▶ **Goal**
Revise the lines starting at "language-status[interactable]: 中文 (中国)" and ending at "reading-view-icon[interactable]: ▤ xyxy=(851,605,860,615)", changing "interactable" to "clickable" and keeping everything else as it is.
-------- Data for this exercise --------
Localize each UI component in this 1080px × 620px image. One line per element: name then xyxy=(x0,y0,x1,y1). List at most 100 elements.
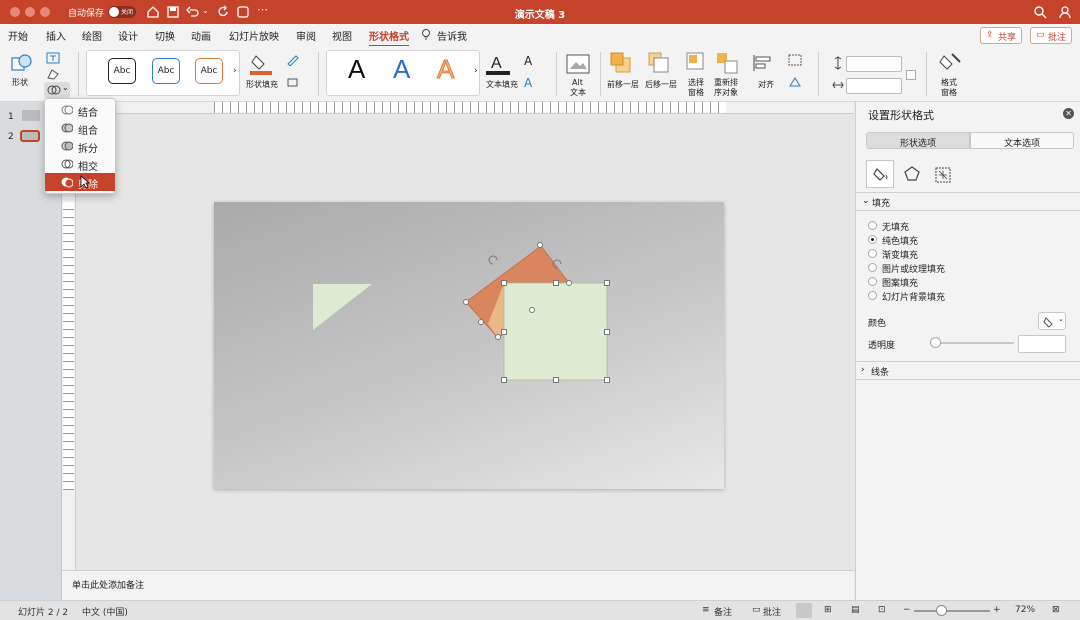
language-status[interactable]: 中文 (中国) xyxy=(82,605,128,618)
lock-aspect-checkbox[interactable] xyxy=(906,70,916,80)
shape-fill-icon[interactable] xyxy=(250,52,272,76)
zoom-slider-thumb[interactable] xyxy=(936,605,947,616)
wordart-more-icon[interactable]: › xyxy=(474,66,478,76)
slideshow-view-icon[interactable]: ⊡ xyxy=(878,605,886,615)
align-icon[interactable] xyxy=(752,54,774,72)
wordart-style-3[interactable]: A xyxy=(436,54,454,85)
selection-handle[interactable] xyxy=(604,377,610,383)
green-rectangle-shape[interactable] xyxy=(503,282,608,381)
text-outline-icon[interactable]: A xyxy=(524,54,532,68)
radio-pattern-fill[interactable] xyxy=(868,277,877,286)
reading-view-icon[interactable]: ▤ xyxy=(851,605,860,615)
menu-item-fragment[interactable]: 拆分 xyxy=(45,137,115,155)
text-effects-icon[interactable]: A xyxy=(524,76,532,90)
account-icon[interactable] xyxy=(1058,5,1072,19)
slide-canvas[interactable] xyxy=(214,202,724,489)
slide-thumbnail-1[interactable] xyxy=(22,110,40,121)
shape-style-3[interactable]: Abc xyxy=(195,58,223,84)
shape-effects-icon[interactable] xyxy=(286,76,300,88)
notes-button[interactable]: 备注 xyxy=(714,605,732,618)
width-input[interactable] xyxy=(846,78,902,94)
zoom-level[interactable]: 72% xyxy=(1015,605,1035,615)
height-input[interactable] xyxy=(846,56,902,72)
comments-status-button[interactable]: 批注 xyxy=(763,605,781,618)
tab-design[interactable]: 设计 xyxy=(118,28,138,43)
shape-outline-icon[interactable] xyxy=(286,54,300,66)
tab-shape-format[interactable]: 形状格式 xyxy=(369,28,409,47)
zoom-out-icon[interactable]: − xyxy=(903,605,911,615)
text-fill-icon[interactable]: A xyxy=(486,52,510,76)
shape-style-2[interactable]: Abc xyxy=(152,58,180,84)
menu-item-union[interactable]: 结合 xyxy=(45,101,115,119)
selection-handle[interactable] xyxy=(501,377,507,383)
selection-handle[interactable] xyxy=(553,280,559,286)
radio-picture-fill[interactable] xyxy=(868,263,877,272)
rotate-handle-1-icon[interactable] xyxy=(488,255,498,265)
fill-section-header[interactable]: 填充 xyxy=(872,196,890,209)
tab-home[interactable]: 开始 xyxy=(8,28,28,43)
selection-handle[interactable] xyxy=(537,242,543,248)
effects-pentagon-icon[interactable] xyxy=(904,166,920,182)
selection-handle[interactable] xyxy=(501,329,507,335)
chevron-down-icon[interactable]: ⌄ xyxy=(862,196,870,206)
tab-shape-options[interactable]: 形状选项 xyxy=(866,132,970,149)
radio-gradient-fill[interactable] xyxy=(868,249,877,258)
selection-handle[interactable] xyxy=(501,280,507,286)
menu-item-combine[interactable]: 组合 xyxy=(45,119,115,137)
selection-handle[interactable] xyxy=(478,319,484,325)
transparency-input[interactable] xyxy=(1018,335,1066,353)
selection-handle[interactable] xyxy=(604,329,610,335)
text-box-icon[interactable] xyxy=(46,52,60,64)
reorder-objects-icon[interactable] xyxy=(716,52,738,74)
wordart-style-1[interactable]: A xyxy=(348,54,365,85)
shape-style-1[interactable]: Abc xyxy=(108,58,136,84)
tab-draw[interactable]: 绘图 xyxy=(82,28,102,43)
zoom-in-icon[interactable]: + xyxy=(993,605,1001,615)
rotate-icon[interactable] xyxy=(788,76,802,88)
send-backward-icon[interactable] xyxy=(648,52,670,74)
group-icon[interactable] xyxy=(788,54,802,66)
shapes-icon[interactable] xyxy=(10,52,34,74)
comments-button[interactable]: ▭ 批注 xyxy=(1030,27,1072,44)
format-pane-icon[interactable] xyxy=(938,52,962,76)
normal-view-icon[interactable] xyxy=(796,603,812,618)
selection-handle[interactable] xyxy=(604,280,610,286)
transparency-slider-track[interactable] xyxy=(934,342,1014,344)
search-icon[interactable] xyxy=(1033,5,1047,19)
tab-text-options[interactable]: 文本选项 xyxy=(970,132,1074,149)
radio-solid-fill[interactable] xyxy=(868,235,877,244)
color-picker-button[interactable]: ⌄ xyxy=(1038,312,1066,330)
radio-background-fill[interactable] xyxy=(868,291,877,300)
selection-handle[interactable] xyxy=(529,307,535,313)
tab-animations[interactable]: 动画 xyxy=(191,28,211,43)
radio-no-fill[interactable] xyxy=(868,221,877,230)
selection-pane-icon[interactable] xyxy=(686,52,706,74)
notes-area[interactable]: 单击此处添加备注 xyxy=(62,570,854,600)
slide-thumbnail-2[interactable] xyxy=(20,130,40,142)
bring-forward-icon[interactable] xyxy=(610,52,632,74)
fill-line-tab[interactable] xyxy=(866,160,894,188)
wordart-style-2[interactable]: A xyxy=(393,54,410,85)
tab-transitions[interactable]: 切换 xyxy=(155,28,175,43)
transparency-slider-thumb[interactable] xyxy=(930,337,941,348)
tab-slideshow[interactable]: 幻灯片放映 xyxy=(229,28,279,43)
triangle-shape[interactable] xyxy=(313,284,372,330)
chevron-right-icon[interactable]: › xyxy=(861,365,865,375)
selection-handle[interactable] xyxy=(566,280,572,286)
merge-shapes-button[interactable]: ⌄ xyxy=(44,82,70,98)
fit-to-window-icon[interactable]: ⊠ xyxy=(1052,605,1060,615)
line-section-header[interactable]: 线条 xyxy=(871,365,889,378)
alt-text-icon[interactable] xyxy=(566,54,590,74)
menu-item-intersect[interactable]: 相交 xyxy=(45,155,115,173)
edit-shape-icon[interactable] xyxy=(46,68,60,80)
selection-handle[interactable] xyxy=(463,299,469,305)
close-pane-icon[interactable]: ✕ xyxy=(1063,108,1074,119)
share-button[interactable]: ⇪ 共享 xyxy=(980,27,1022,44)
selection-handle[interactable] xyxy=(553,377,559,383)
size-properties-icon[interactable] xyxy=(934,166,952,184)
slide-sorter-icon[interactable]: ⊞ xyxy=(824,605,832,615)
gallery-more-icon[interactable]: › xyxy=(233,66,237,76)
tab-review[interactable]: 审阅 xyxy=(296,28,316,43)
tab-view[interactable]: 视图 xyxy=(332,28,352,43)
tab-insert[interactable]: 插入 xyxy=(46,28,66,43)
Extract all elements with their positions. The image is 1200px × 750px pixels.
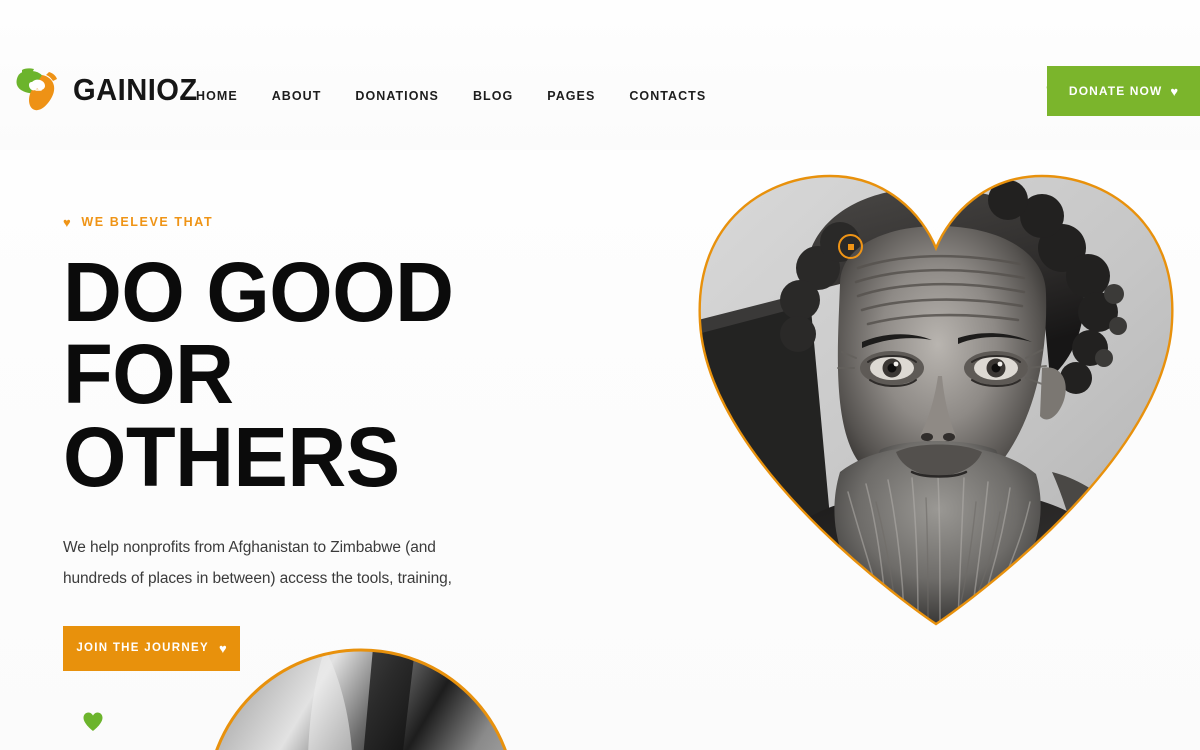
--------
▶ **Answer below**
language-status[clickable]: 中文 (中国) xyxy=(82,605,128,618)
lock-aspect-checkbox[clickable] xyxy=(906,70,916,80)
shape-fill-icon[clickable] xyxy=(250,52,272,76)
zoom-slider-thumb[clickable] xyxy=(936,605,947,616)
wordart-more-icon[clickable]: › xyxy=(474,66,478,76)
slideshow-view-icon[clickable]: ⊡ xyxy=(878,605,886,615)
align-icon[clickable] xyxy=(752,54,774,72)
wordart-style-3[clickable]: A xyxy=(436,54,454,85)
selection-handle[clickable] xyxy=(604,377,610,383)
green-rectangle-shape[clickable] xyxy=(503,282,608,381)
text-outline-icon[clickable]: A xyxy=(524,54,532,68)
radio-pattern-fill[clickable] xyxy=(868,277,877,286)
reading-view-icon[clickable]: ▤ xyxy=(851,605,860,615)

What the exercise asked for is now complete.